The records that follow are to be repeated without alteration.

■ ■ ■ ■ ■ ■ ■

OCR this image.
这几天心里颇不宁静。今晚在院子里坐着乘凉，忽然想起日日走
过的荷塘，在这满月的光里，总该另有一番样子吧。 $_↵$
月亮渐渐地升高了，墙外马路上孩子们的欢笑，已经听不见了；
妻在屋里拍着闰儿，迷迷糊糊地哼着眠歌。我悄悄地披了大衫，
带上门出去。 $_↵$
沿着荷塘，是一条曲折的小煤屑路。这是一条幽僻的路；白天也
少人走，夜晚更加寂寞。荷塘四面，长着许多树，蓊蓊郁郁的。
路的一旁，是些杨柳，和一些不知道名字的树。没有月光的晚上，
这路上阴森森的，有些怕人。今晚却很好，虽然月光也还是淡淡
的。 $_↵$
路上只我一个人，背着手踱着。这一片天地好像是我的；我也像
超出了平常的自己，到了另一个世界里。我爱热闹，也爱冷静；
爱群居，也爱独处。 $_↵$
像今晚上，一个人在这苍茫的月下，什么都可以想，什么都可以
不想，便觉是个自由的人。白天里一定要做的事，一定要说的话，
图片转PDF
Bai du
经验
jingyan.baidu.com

■ ■ ■ ■ ■ ■ ■

WRITTEN REPLY —
OCR this image.
这几天心里颇不宁静。今晚在院子里坐着乘凉，忽然想起日日走
过的荷塘，在这满月的光里，总该另有一番样子吧。 $_↵$
月亮渐渐地升高了，墙外马路上孩子们的欢笑，已经听不见了；
妻在屋里拍着闰儿，迷迷糊糊地哼着眠歌。我悄悄地披了大衫，
带上门出去。 $_↵$
沿着荷塘，是一条曲折的小煤屑路。这是一条幽僻的路；白天也
少人走，夜晚更加寂寞。荷塘四面，长着许多树，蓊蓊郁郁的。
路的一旁，是些杨柳，和一些不知道名字的树。没有月光的晚上，
这路上阴森森的，有些怕人。今晚却很好，虽然月光也还是淡淡
的。 $_↵$
路上只我一个人，背着手踱着。这一片天地好像是我的；我也像
超出了平常的自己，到了另一个世界里。我爱热闹，也爱冷静；
爱群居，也爱独处。 $_↵$
像今晚上，一个人在这苍茫的月下，什么都可以想，什么都可以
不想，便觉是个自由的人。白天里一定要做的事，一定要说的话，
图片转PDF
Bai du
经验
jingyan.baidu.com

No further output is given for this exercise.